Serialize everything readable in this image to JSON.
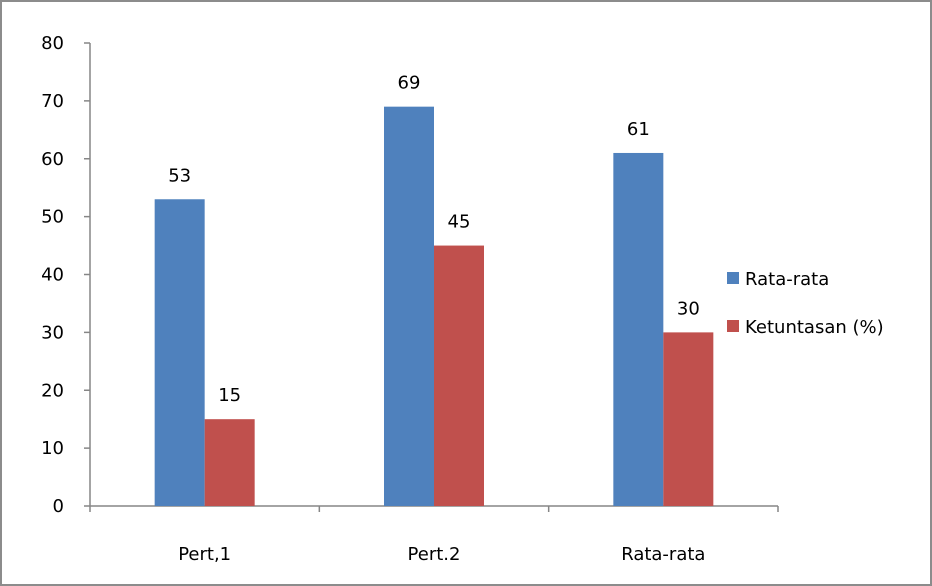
{
  "chart_data": {
    "type": "bar",
    "categories": [
      "Pert,1",
      "Pert.2",
      "Rata-rata"
    ],
    "series": [
      {
        "name": "Rata-rata",
        "values": [
          53,
          69,
          61
        ],
        "color": "#4f81bd"
      },
      {
        "name": "Ketuntasan (%)",
        "values": [
          15,
          45,
          30
        ],
        "color": "#c0504d"
      }
    ],
    "ylim": [
      0,
      80
    ],
    "yticks": [
      0,
      10,
      20,
      30,
      40,
      50,
      60,
      70,
      80
    ],
    "data_labels": true,
    "grid": false,
    "legend_position": "right"
  }
}
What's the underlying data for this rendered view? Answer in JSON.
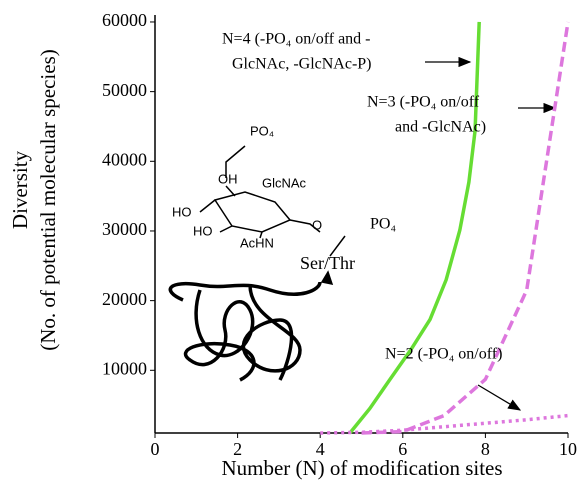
{
  "chart_data": {
    "type": "line",
    "x_label": "Number (N) of modification sites",
    "y_label": [
      "Diversity",
      "(No. of potential molecular species)"
    ],
    "xlim": [
      0,
      10
    ],
    "xticks": [
      0,
      2,
      4,
      6,
      8,
      10
    ],
    "ylim": [
      1000,
      61000
    ],
    "yticks": [
      10000,
      20000,
      30000,
      40000,
      50000,
      60000
    ],
    "series": [
      {
        "color": "#66dd33",
        "style": "solid",
        "x": [
          4.72,
          5.2,
          5.69,
          6.2,
          6.66,
          7.05,
          7.38,
          7.6,
          7.75,
          7.85
        ],
        "values": [
          1000,
          4500,
          8700,
          13000,
          17300,
          23000,
          30100,
          37000,
          44400,
          60000
        ],
        "label": [
          "N=4 (-PO₄ on/off and -",
          "GlcNAc, -GlcNAc-P)"
        ]
      },
      {
        "color": "#dd77dd",
        "style": "dashed",
        "x": [
          5,
          6,
          7,
          8,
          9,
          10
        ],
        "values": [
          1000,
          1200,
          3500,
          8700,
          21500,
          60000
        ],
        "label": [
          "N=3 (-PO₄ on/off",
          "and -GlcNAc)"
        ]
      },
      {
        "color": "#dd77dd",
        "style": "dotted",
        "x": [
          4,
          5,
          6,
          7,
          8,
          9,
          10
        ],
        "values": [
          1000,
          1100,
          1400,
          1900,
          2400,
          2900,
          3500
        ],
        "label": [
          "N=2 (-PO₄ on/off)"
        ]
      }
    ],
    "illustration_labels": [
      "PO₄",
      "OH",
      "GlcNAc",
      "HO",
      "HO",
      "AcHN",
      "O",
      "Ser/Thr",
      "PO₄"
    ]
  }
}
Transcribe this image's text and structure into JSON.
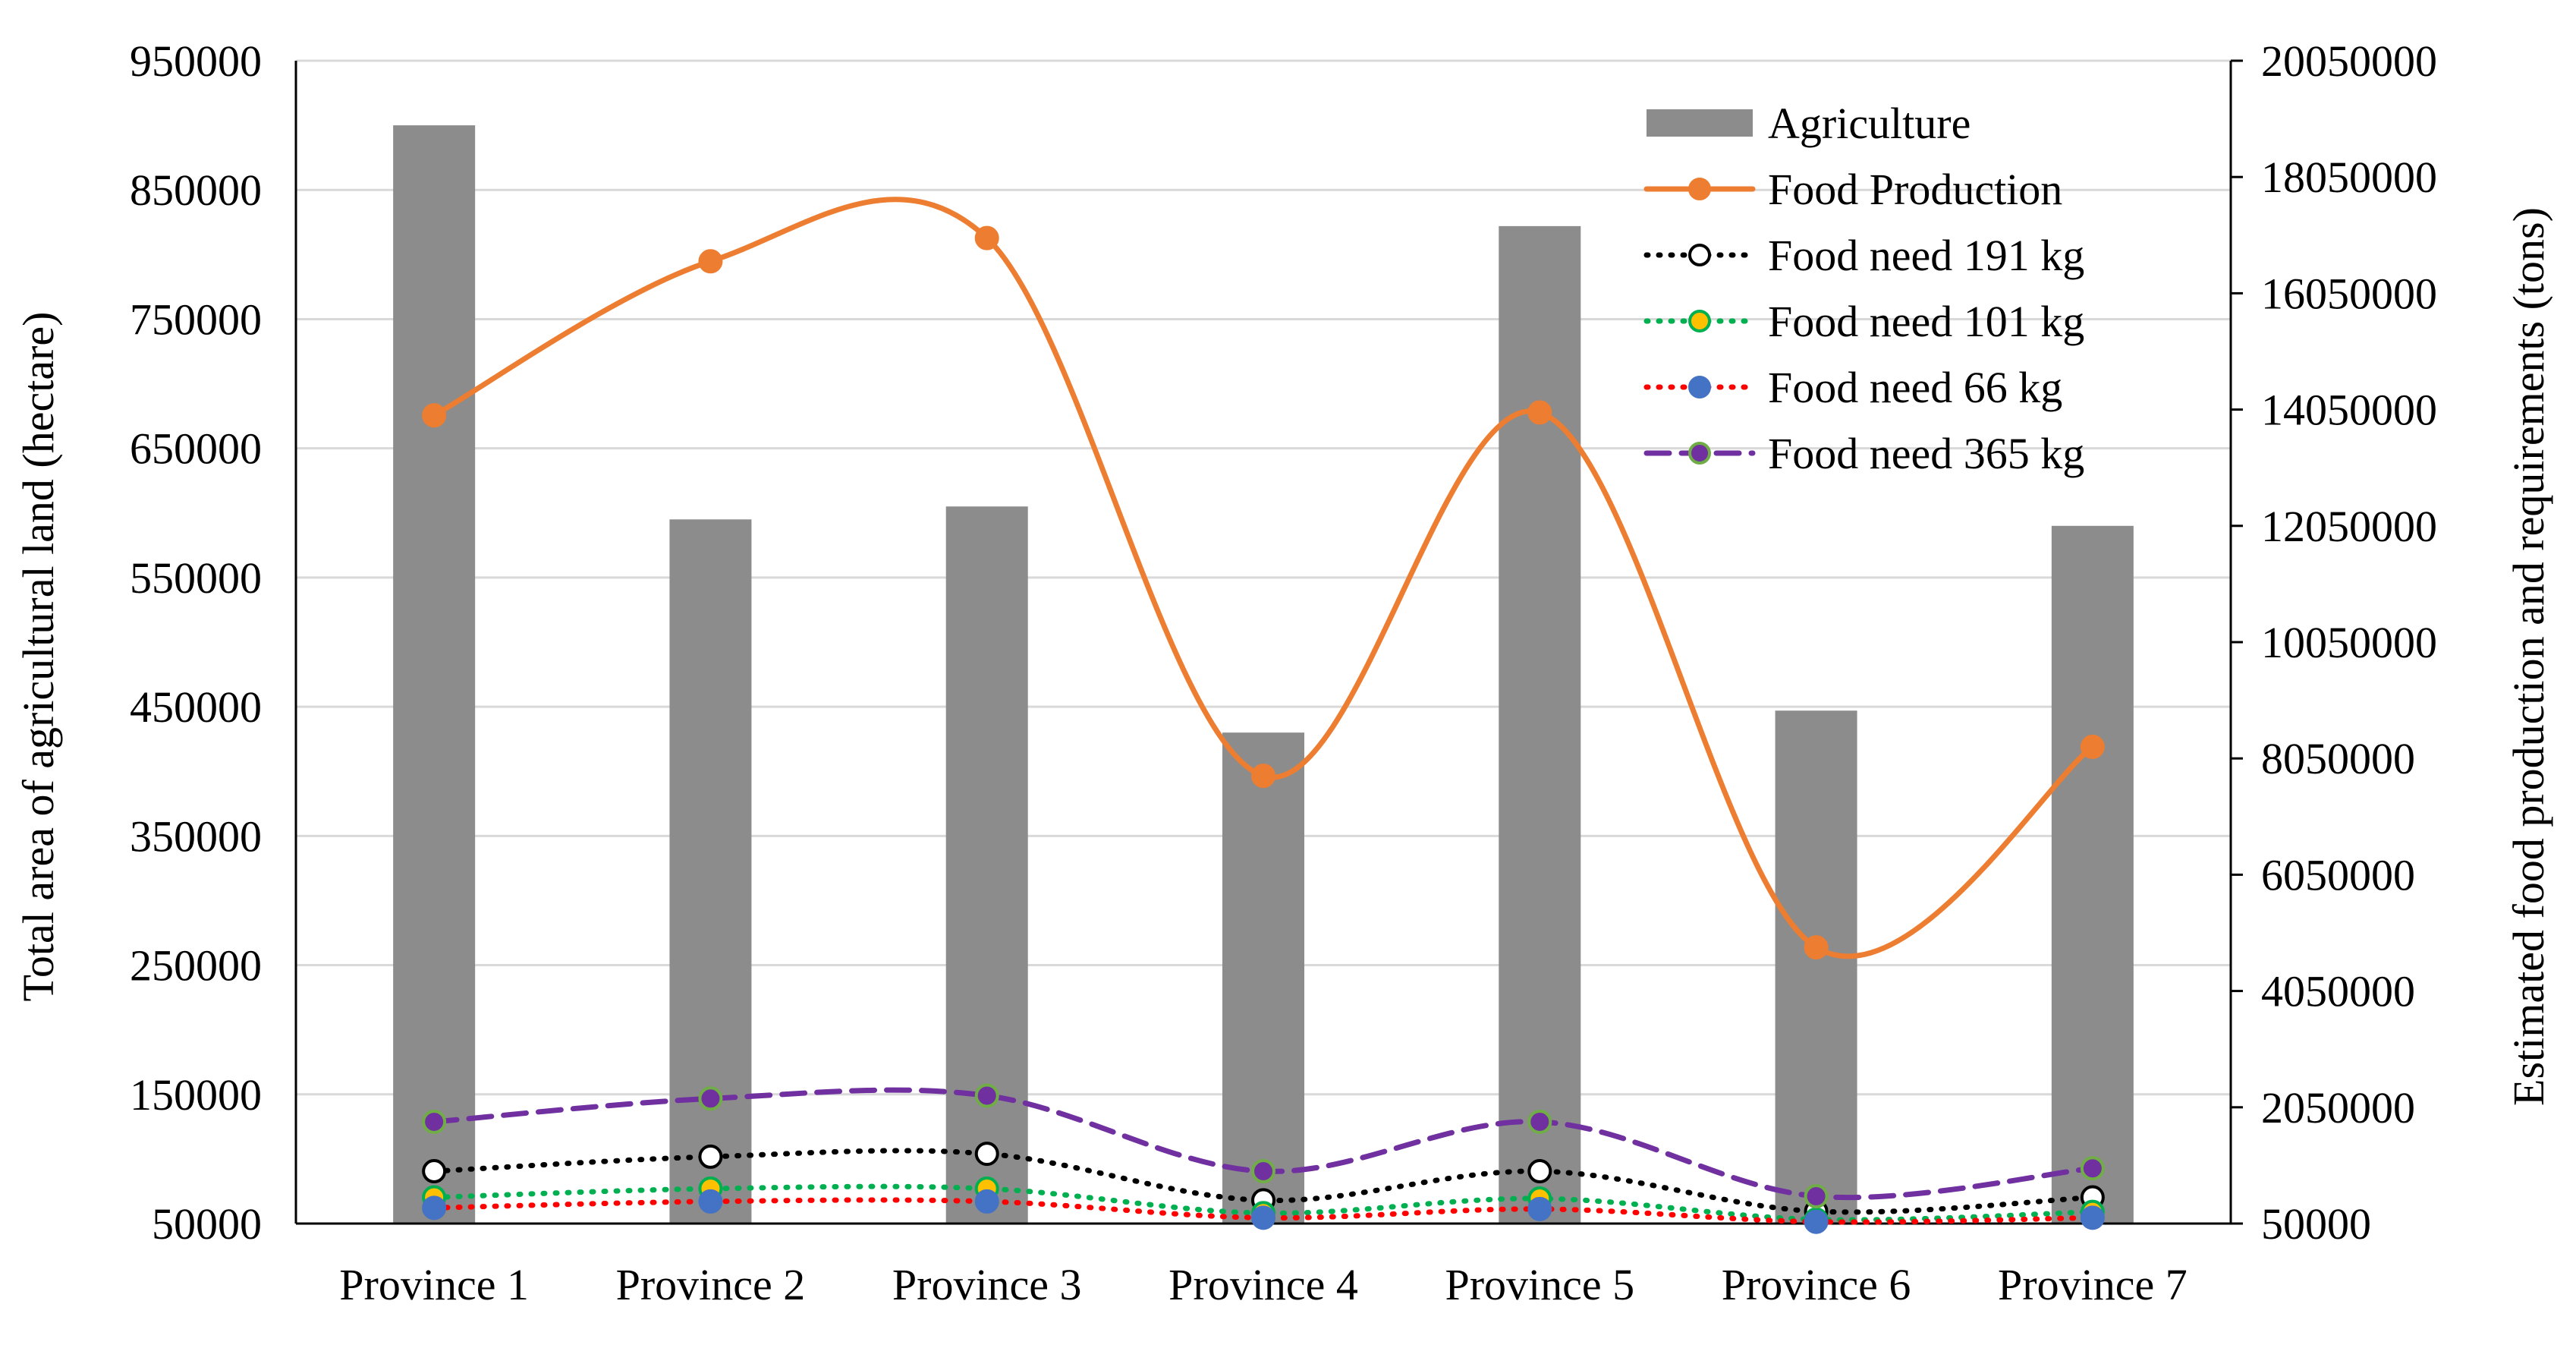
{
  "chart_data": {
    "type": "bar",
    "title": "",
    "xlabel": "",
    "ylabel": "Total area of agricultural land (hectare)",
    "y2label": "Estimated food production and requirements (tons)",
    "categories": [
      "Province 1",
      "Province 2",
      "Province 3",
      "Province 4",
      "Province 5",
      "Province 6",
      "Province 7"
    ],
    "ylim": [
      50000,
      950000
    ],
    "y_ticks": [
      "950000",
      "850000",
      "750000",
      "650000",
      "550000",
      "450000",
      "350000",
      "250000",
      "150000",
      "50000"
    ],
    "y2lim": [
      50000,
      20050000
    ],
    "y2_ticks": [
      "20050000",
      "18050000",
      "16050000",
      "14050000",
      "12050000",
      "10050000",
      "8050000",
      "6050000",
      "4050000",
      "2050000",
      "50000"
    ],
    "grid": true,
    "legend_position": "top-right",
    "series": [
      {
        "name": "Agriculture",
        "kind": "bar",
        "axis": "left",
        "color": "#8c8c8c",
        "values": [
          900000,
          595000,
          605000,
          430000,
          822000,
          447000,
          590000
        ]
      },
      {
        "name": "Food Production",
        "kind": "line",
        "axis": "right",
        "color": "#ed7d31",
        "marker_fill": "#ed7d31",
        "marker_stroke": "#ed7d31",
        "dash": "none",
        "values": [
          13950000,
          16600000,
          17000000,
          7750000,
          14000000,
          4800000,
          8250000
        ]
      },
      {
        "name": "Food need 191 kg",
        "kind": "line",
        "axis": "right",
        "color": "#000000",
        "marker_fill": "#ffffff",
        "marker_stroke": "#000000",
        "dash": "dot",
        "values": [
          950000,
          1200000,
          1250000,
          450000,
          950000,
          260000,
          500000
        ]
      },
      {
        "name": "Food need 101 kg",
        "kind": "line",
        "axis": "right",
        "color": "#00b050",
        "marker_fill": "#ffc000",
        "marker_stroke": "#00b050",
        "dash": "dot",
        "values": [
          500000,
          650000,
          650000,
          230000,
          480000,
          120000,
          250000
        ]
      },
      {
        "name": "Food need 66 kg",
        "kind": "line",
        "axis": "right",
        "color": "#ff0000",
        "marker_fill": "#4472c4",
        "marker_stroke": "#4472c4",
        "dash": "dot",
        "values": [
          320000,
          430000,
          430000,
          150000,
          300000,
          80000,
          150000
        ]
      },
      {
        "name": "Food need 365 kg",
        "kind": "line",
        "axis": "right",
        "color": "#7030a0",
        "marker_fill": "#7030a0",
        "marker_stroke": "#70ad47",
        "dash": "dash",
        "values": [
          1800000,
          2200000,
          2250000,
          950000,
          1800000,
          520000,
          1000000
        ]
      }
    ]
  }
}
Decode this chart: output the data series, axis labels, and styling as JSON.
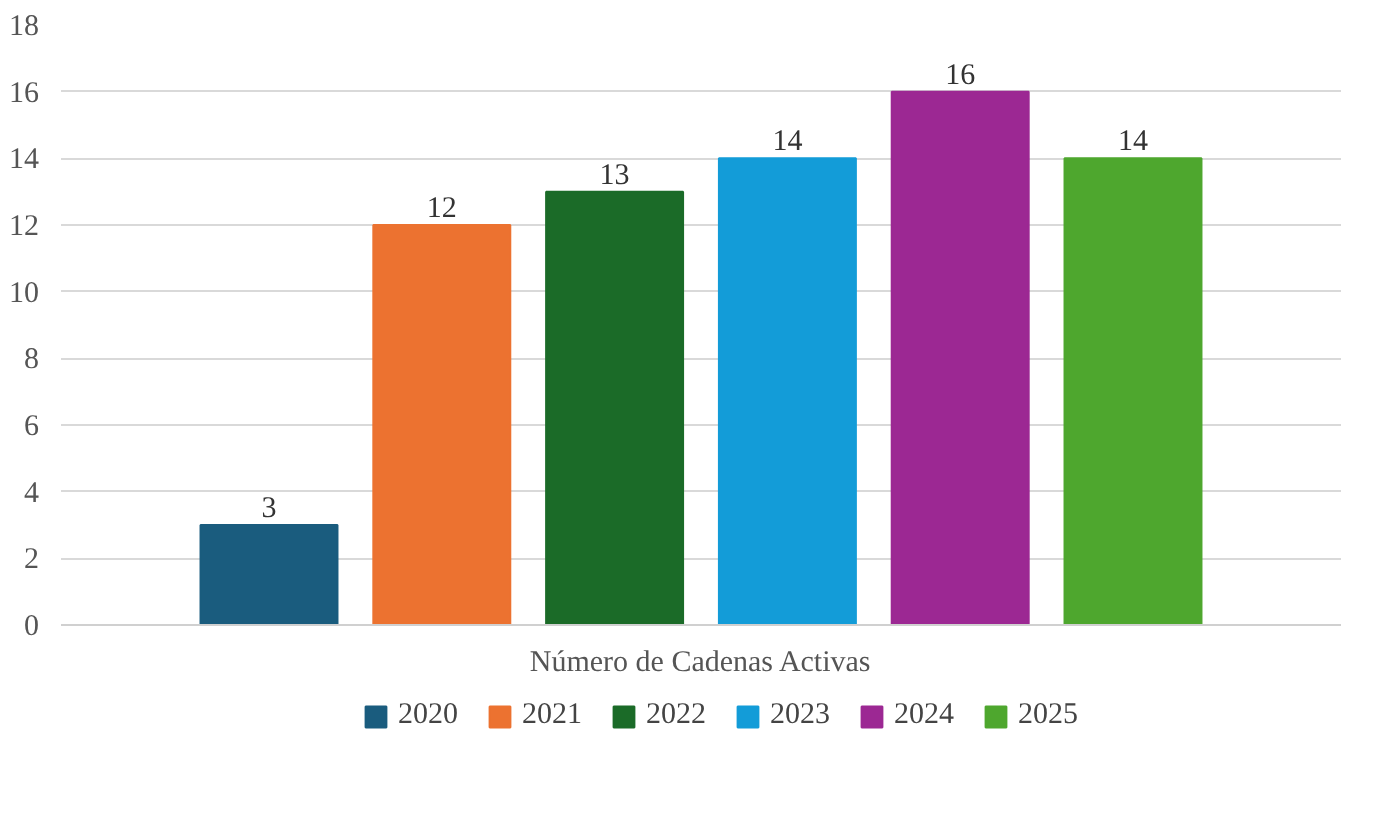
{
  "chart_data": {
    "type": "bar",
    "categories": [
      "Número de Cadenas Activas"
    ],
    "series": [
      {
        "name": "2020",
        "color": "#1a5c7e",
        "values": [
          3
        ]
      },
      {
        "name": "2021",
        "color": "#ec7230",
        "values": [
          12
        ]
      },
      {
        "name": "2022",
        "color": "#1b6b28",
        "values": [
          13
        ]
      },
      {
        "name": "2023",
        "color": "#139cd8",
        "values": [
          14
        ]
      },
      {
        "name": "2024",
        "color": "#9c2893",
        "values": [
          16
        ]
      },
      {
        "name": "2025",
        "color": "#4ea72e",
        "values": [
          14
        ]
      }
    ],
    "ylim": [
      0,
      18
    ],
    "yticks": [
      0,
      2,
      4,
      6,
      8,
      10,
      12,
      14,
      16,
      18
    ],
    "grid": "y",
    "legend": "bottom",
    "data_labels": true
  }
}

———

Written request: Return all the entries word for word, but omit any pictures they contain.

Full output:
Serialize everything readable in this image to JSON.
{
  "chart_data": {
    "type": "bar",
    "categories": [
      "Pert,1",
      "Pert.2",
      "Rata-rata"
    ],
    "series": [
      {
        "name": "Rata-rata",
        "values": [
          53,
          69,
          61
        ],
        "color": "#4f81bd"
      },
      {
        "name": "Ketuntasan (%)",
        "values": [
          15,
          45,
          30
        ],
        "color": "#c0504d"
      }
    ],
    "ylim": [
      0,
      80
    ],
    "yticks": [
      0,
      10,
      20,
      30,
      40,
      50,
      60,
      70,
      80
    ],
    "data_labels": true,
    "grid": false,
    "legend_position": "right"
  }
}
What's the underlying data for this rendered view? Answer in JSON.
{
  "chart_data": {
    "type": "line",
    "x_label": "Number (N) of modification sites",
    "y_label": [
      "Diversity",
      "(No. of potential molecular species)"
    ],
    "xlim": [
      0,
      10
    ],
    "xticks": [
      0,
      2,
      4,
      6,
      8,
      10
    ],
    "ylim": [
      1000,
      61000
    ],
    "yticks": [
      10000,
      20000,
      30000,
      40000,
      50000,
      60000
    ],
    "series": [
      {
        "color": "#66dd33",
        "style": "solid",
        "x": [
          4.72,
          5.2,
          5.69,
          6.2,
          6.66,
          7.05,
          7.38,
          7.6,
          7.75,
          7.85
        ],
        "values": [
          1000,
          4500,
          8700,
          13000,
          17300,
          23000,
          30100,
          37000,
          44400,
          60000
        ],
        "label": [
          "N=4 (-PO₄ on/off and -",
          "GlcNAc, -GlcNAc-P)"
        ]
      },
      {
        "color": "#dd77dd",
        "style": "dashed",
        "x": [
          5,
          6,
          7,
          8,
          9,
          10
        ],
        "values": [
          1000,
          1200,
          3500,
          8700,
          21500,
          60000
        ],
        "label": [
          "N=3 (-PO₄ on/off",
          "and -GlcNAc)"
        ]
      },
      {
        "color": "#dd77dd",
        "style": "dotted",
        "x": [
          4,
          5,
          6,
          7,
          8,
          9,
          10
        ],
        "values": [
          1000,
          1100,
          1400,
          1900,
          2400,
          2900,
          3500
        ],
        "label": [
          "N=2 (-PO₄ on/off)"
        ]
      }
    ],
    "illustration_labels": [
      "PO₄",
      "OH",
      "GlcNAc",
      "HO",
      "HO",
      "AcHN",
      "O",
      "Ser/Thr",
      "PO₄"
    ]
  }
}
Transcribe this image's text and structure into JSON.
{
  "chart_data": {
    "type": "bar",
    "title": "",
    "xlabel": "",
    "ylabel": "Total area of agricultural land (hectare)",
    "y2label": "Estimated food production and requirements (tons)",
    "categories": [
      "Province 1",
      "Province 2",
      "Province 3",
      "Province 4",
      "Province 5",
      "Province 6",
      "Province 7"
    ],
    "ylim": [
      50000,
      950000
    ],
    "y_ticks": [
      "950000",
      "850000",
      "750000",
      "650000",
      "550000",
      "450000",
      "350000",
      "250000",
      "150000",
      "50000"
    ],
    "y2lim": [
      50000,
      20050000
    ],
    "y2_ticks": [
      "20050000",
      "18050000",
      "16050000",
      "14050000",
      "12050000",
      "10050000",
      "8050000",
      "6050000",
      "4050000",
      "2050000",
      "50000"
    ],
    "grid": true,
    "legend_position": "top-right",
    "series": [
      {
        "name": "Agriculture",
        "kind": "bar",
        "axis": "left",
        "color": "#8c8c8c",
        "values": [
          900000,
          595000,
          605000,
          430000,
          822000,
          447000,
          590000
        ]
      },
      {
        "name": "Food Production",
        "kind": "line",
        "axis": "right",
        "color": "#ed7d31",
        "marker_fill": "#ed7d31",
        "marker_stroke": "#ed7d31",
        "dash": "none",
        "values": [
          13950000,
          16600000,
          17000000,
          7750000,
          14000000,
          4800000,
          8250000
        ]
      },
      {
        "name": "Food need 191 kg",
        "kind": "line",
        "axis": "right",
        "color": "#000000",
        "marker_fill": "#ffffff",
        "marker_stroke": "#000000",
        "dash": "dot",
        "values": [
          950000,
          1200000,
          1250000,
          450000,
          950000,
          260000,
          500000
        ]
      },
      {
        "name": "Food need 101 kg",
        "kind": "line",
        "axis": "right",
        "color": "#00b050",
        "marker_fill": "#ffc000",
        "marker_stroke": "#00b050",
        "dash": "dot",
        "values": [
          500000,
          650000,
          650000,
          230000,
          480000,
          120000,
          250000
        ]
      },
      {
        "name": "Food need 66 kg",
        "kind": "line",
        "axis": "right",
        "color": "#ff0000",
        "marker_fill": "#4472c4",
        "marker_stroke": "#4472c4",
        "dash": "dot",
        "values": [
          320000,
          430000,
          430000,
          150000,
          300000,
          80000,
          150000
        ]
      },
      {
        "name": "Food need 365 kg",
        "kind": "line",
        "axis": "right",
        "color": "#7030a0",
        "marker_fill": "#7030a0",
        "marker_stroke": "#70ad47",
        "dash": "dash",
        "values": [
          1800000,
          2200000,
          2250000,
          950000,
          1800000,
          520000,
          1000000
        ]
      }
    ]
  }
}
Decode this chart: output the data series, axis labels, and styling as JSON.
{
  "chart_data": {
    "type": "bar",
    "categories": [
      "Número de Cadenas Activas"
    ],
    "series": [
      {
        "name": "2020",
        "color": "#1a5c7e",
        "values": [
          3
        ]
      },
      {
        "name": "2021",
        "color": "#ec7230",
        "values": [
          12
        ]
      },
      {
        "name": "2022",
        "color": "#1b6b28",
        "values": [
          13
        ]
      },
      {
        "name": "2023",
        "color": "#139cd8",
        "values": [
          14
        ]
      },
      {
        "name": "2024",
        "color": "#9c2893",
        "values": [
          16
        ]
      },
      {
        "name": "2025",
        "color": "#4ea72e",
        "values": [
          14
        ]
      }
    ],
    "ylim": [
      0,
      18
    ],
    "yticks": [
      0,
      2,
      4,
      6,
      8,
      10,
      12,
      14,
      16,
      18
    ],
    "grid": "y",
    "legend": "bottom",
    "data_labels": true
  }
}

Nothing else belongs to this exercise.